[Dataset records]
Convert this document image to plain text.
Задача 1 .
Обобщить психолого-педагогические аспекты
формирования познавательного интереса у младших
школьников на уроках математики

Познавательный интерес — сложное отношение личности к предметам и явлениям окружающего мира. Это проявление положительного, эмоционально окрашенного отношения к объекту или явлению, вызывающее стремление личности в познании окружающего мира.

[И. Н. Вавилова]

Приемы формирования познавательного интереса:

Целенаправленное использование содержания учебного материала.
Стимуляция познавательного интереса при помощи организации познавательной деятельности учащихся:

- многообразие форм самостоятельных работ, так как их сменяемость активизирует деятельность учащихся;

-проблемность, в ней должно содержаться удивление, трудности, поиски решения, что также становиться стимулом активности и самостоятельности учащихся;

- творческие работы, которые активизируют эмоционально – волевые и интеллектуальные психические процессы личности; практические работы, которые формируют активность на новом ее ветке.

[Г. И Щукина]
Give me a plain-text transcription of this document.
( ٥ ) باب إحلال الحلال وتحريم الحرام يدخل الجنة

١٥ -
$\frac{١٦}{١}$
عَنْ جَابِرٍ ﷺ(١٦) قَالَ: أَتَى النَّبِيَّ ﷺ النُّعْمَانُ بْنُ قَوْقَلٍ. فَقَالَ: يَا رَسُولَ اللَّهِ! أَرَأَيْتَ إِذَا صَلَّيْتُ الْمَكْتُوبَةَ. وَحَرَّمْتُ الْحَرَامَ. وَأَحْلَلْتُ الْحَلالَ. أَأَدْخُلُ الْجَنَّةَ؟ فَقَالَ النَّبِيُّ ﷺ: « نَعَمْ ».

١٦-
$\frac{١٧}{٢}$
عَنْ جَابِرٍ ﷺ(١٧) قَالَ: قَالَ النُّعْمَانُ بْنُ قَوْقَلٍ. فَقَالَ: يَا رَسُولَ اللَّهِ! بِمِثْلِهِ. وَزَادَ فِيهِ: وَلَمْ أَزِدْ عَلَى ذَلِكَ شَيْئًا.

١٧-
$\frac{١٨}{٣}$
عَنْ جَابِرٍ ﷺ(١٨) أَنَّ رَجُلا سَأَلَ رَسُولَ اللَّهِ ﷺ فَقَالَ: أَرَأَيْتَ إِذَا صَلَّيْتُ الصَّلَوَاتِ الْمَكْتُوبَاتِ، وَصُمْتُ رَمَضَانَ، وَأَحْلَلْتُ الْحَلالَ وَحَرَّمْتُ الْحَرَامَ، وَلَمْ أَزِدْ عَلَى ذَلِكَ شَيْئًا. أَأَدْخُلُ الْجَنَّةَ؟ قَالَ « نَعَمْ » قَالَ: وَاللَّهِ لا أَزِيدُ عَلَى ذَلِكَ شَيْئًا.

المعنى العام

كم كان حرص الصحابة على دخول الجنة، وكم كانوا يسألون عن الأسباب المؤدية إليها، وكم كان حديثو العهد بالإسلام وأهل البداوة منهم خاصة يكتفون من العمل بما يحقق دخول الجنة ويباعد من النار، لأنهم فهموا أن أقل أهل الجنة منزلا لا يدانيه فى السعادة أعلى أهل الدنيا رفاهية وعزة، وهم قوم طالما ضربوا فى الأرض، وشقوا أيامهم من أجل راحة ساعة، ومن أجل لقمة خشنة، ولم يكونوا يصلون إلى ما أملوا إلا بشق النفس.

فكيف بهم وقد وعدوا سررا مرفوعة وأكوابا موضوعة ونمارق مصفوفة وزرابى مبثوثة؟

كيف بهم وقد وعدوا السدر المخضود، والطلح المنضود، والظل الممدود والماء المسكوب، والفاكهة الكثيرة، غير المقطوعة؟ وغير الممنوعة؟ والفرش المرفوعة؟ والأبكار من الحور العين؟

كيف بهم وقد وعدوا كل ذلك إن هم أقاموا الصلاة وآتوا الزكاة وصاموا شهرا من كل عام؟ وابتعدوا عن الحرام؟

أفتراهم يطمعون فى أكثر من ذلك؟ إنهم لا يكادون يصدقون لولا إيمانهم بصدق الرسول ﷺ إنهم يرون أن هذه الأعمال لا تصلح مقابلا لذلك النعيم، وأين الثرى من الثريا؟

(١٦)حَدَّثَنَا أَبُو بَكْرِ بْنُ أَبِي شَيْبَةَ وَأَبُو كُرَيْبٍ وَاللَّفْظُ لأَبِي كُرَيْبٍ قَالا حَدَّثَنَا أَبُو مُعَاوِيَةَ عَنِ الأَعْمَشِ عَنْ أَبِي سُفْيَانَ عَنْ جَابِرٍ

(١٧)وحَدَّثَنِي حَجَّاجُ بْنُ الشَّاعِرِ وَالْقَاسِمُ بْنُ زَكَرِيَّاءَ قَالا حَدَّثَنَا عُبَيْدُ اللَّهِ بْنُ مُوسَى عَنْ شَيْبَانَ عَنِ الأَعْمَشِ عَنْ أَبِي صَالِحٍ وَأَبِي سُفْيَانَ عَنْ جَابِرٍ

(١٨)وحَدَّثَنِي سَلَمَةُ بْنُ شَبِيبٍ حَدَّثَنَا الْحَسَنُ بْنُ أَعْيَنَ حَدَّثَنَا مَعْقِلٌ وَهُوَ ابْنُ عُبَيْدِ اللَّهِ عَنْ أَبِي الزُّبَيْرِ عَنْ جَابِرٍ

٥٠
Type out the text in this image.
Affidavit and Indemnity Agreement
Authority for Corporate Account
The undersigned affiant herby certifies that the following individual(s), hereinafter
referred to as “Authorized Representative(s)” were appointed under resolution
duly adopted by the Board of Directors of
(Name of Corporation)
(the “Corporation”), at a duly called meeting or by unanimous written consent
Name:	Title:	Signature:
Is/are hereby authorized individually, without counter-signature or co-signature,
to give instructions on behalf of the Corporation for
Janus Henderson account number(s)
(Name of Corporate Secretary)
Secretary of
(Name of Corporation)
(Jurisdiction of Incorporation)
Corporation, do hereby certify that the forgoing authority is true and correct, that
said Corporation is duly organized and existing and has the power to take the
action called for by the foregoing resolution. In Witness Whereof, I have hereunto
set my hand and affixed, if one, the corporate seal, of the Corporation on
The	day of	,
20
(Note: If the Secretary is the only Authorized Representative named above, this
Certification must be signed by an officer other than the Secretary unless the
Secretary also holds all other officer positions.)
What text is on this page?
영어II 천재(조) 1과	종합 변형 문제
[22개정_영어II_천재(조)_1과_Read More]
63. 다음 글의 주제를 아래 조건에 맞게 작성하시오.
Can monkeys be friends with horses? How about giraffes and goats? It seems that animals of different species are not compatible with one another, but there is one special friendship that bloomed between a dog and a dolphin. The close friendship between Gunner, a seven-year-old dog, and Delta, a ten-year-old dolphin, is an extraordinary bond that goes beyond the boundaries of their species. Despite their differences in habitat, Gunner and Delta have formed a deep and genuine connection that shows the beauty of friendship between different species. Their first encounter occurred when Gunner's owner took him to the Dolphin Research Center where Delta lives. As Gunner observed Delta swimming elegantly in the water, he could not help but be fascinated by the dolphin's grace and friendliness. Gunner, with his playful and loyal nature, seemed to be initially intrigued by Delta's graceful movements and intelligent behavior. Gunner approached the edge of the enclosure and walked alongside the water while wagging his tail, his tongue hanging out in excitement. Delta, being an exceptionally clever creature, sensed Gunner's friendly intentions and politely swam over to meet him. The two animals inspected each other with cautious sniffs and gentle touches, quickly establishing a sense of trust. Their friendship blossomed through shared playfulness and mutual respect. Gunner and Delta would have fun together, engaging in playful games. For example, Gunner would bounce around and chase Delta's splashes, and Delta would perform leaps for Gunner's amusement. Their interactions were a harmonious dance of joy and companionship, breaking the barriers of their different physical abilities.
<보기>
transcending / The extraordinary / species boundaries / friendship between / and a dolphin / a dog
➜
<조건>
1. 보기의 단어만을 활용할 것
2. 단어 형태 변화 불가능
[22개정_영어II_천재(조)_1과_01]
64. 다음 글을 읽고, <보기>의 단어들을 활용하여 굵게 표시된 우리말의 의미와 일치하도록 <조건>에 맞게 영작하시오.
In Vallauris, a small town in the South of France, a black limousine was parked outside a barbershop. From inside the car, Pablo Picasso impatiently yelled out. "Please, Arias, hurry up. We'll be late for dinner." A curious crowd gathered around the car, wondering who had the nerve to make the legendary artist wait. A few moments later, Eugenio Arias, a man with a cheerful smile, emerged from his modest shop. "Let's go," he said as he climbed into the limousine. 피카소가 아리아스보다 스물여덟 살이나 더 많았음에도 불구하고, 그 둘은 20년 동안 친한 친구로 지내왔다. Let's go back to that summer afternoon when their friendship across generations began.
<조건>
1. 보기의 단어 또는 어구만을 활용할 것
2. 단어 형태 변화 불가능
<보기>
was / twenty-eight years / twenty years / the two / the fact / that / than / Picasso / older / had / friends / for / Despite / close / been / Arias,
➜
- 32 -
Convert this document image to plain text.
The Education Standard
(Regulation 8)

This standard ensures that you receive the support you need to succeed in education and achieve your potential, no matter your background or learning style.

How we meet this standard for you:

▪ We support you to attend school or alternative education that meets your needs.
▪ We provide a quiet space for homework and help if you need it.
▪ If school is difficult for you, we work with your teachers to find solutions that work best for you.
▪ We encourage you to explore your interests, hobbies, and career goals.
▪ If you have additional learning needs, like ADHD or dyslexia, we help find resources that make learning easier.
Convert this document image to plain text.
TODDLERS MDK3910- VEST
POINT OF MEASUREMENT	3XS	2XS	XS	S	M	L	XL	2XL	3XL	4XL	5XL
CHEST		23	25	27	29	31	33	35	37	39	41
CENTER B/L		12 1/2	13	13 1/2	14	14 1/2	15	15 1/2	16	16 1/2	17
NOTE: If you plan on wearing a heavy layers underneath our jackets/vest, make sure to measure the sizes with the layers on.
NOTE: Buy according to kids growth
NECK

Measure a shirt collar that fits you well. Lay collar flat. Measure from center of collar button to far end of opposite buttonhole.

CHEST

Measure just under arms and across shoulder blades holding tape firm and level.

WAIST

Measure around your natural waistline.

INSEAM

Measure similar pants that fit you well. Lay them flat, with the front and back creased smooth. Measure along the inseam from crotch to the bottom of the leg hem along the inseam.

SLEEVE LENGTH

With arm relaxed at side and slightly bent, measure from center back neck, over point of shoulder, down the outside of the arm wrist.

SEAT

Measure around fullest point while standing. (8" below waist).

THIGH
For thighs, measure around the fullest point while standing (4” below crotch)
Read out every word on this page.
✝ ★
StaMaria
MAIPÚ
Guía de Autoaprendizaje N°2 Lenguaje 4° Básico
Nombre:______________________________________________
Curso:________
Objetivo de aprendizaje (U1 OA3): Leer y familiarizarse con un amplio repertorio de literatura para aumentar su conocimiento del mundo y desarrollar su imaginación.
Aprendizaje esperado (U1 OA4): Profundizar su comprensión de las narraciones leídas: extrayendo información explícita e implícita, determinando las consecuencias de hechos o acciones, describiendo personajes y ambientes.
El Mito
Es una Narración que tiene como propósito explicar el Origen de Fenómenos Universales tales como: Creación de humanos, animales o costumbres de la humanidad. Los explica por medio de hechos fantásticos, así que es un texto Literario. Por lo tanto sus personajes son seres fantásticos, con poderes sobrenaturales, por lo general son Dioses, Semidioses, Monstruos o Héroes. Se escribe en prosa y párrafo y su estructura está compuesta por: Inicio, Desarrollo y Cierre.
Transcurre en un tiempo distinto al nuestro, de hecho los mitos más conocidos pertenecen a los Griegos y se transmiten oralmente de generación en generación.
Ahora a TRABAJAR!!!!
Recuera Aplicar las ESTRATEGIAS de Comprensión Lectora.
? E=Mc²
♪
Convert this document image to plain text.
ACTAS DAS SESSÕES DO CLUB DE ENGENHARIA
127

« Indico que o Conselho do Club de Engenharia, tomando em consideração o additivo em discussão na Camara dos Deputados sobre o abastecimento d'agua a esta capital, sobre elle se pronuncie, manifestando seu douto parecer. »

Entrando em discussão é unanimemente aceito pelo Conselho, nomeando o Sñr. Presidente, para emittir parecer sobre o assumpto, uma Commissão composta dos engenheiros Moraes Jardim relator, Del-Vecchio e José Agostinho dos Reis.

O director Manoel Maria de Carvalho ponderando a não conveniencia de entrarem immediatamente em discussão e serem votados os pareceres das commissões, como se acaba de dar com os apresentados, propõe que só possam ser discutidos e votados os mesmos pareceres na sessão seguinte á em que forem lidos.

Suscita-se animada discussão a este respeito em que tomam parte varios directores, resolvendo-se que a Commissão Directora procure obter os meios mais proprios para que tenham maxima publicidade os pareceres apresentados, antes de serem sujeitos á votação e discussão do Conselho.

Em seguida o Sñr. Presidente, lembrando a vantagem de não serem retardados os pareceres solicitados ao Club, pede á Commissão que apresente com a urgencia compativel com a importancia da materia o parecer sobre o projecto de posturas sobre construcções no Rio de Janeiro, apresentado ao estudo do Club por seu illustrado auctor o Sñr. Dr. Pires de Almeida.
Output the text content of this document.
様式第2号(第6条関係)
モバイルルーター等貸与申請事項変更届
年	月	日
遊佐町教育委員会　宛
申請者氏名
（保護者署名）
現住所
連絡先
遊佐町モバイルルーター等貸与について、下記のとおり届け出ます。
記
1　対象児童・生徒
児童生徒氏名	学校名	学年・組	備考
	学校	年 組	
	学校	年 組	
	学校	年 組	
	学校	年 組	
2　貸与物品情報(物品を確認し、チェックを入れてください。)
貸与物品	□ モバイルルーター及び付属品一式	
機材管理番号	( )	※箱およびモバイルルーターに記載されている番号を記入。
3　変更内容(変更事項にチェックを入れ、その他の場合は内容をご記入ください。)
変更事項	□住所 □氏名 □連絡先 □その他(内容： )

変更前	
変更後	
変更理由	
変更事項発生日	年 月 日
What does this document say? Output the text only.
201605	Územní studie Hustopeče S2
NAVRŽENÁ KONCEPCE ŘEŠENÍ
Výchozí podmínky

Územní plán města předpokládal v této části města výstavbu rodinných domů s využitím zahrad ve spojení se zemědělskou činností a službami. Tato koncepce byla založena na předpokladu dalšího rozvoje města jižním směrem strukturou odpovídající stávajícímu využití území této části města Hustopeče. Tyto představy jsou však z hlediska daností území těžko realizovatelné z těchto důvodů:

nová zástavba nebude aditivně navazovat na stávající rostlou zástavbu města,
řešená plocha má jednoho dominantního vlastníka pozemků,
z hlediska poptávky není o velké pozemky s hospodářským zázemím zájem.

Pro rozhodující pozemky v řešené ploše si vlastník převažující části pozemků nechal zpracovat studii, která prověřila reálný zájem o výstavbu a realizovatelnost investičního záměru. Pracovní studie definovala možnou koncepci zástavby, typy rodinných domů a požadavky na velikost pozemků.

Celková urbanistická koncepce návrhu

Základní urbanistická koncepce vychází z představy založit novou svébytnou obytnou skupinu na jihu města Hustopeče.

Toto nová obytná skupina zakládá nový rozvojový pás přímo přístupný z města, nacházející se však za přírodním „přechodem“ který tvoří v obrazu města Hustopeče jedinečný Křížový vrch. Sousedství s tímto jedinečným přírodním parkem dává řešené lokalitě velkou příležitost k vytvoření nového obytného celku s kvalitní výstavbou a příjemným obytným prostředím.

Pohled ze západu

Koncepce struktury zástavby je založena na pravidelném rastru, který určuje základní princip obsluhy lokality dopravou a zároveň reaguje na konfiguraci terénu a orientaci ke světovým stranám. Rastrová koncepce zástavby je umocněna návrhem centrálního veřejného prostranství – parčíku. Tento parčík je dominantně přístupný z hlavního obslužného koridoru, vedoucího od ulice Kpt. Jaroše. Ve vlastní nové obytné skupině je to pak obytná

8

Task description:
Select, from the listing, all lines that include the word "Commissão".

Output of the task:
Entrando em discussão é unanimemente aceito pelo Conselho, nomeando o Sñr. Presidente, para emittir parecer sobre o assumpto, uma Commissão composta dos engenheiros Moraes Jardim relator, Del-Vecchio e José Agostinho dos Reis.
Suscita-se animada discussão a este respeito em que tomam parte varios directores, resolvendo-se que a Commissão Directora procure obter os meios mais proprios para que tenham maxima publicidade os pareceres apresentados, antes de serem sujeitos á votação e discussão do Conselho.
Em seguida o Sñr. Presidente, lembrando a vantagem de não serem retardados os pareceres solicitados ao Club, pede á Commissão que apresente com a urgencia compativel com a importancia da materia o parecer sobre o projecto de posturas sobre construcções no Rio de Janeiro, apresentado ao estudo do Club por seu illustrado auctor o Sñr. Dr. Pires de Almeida.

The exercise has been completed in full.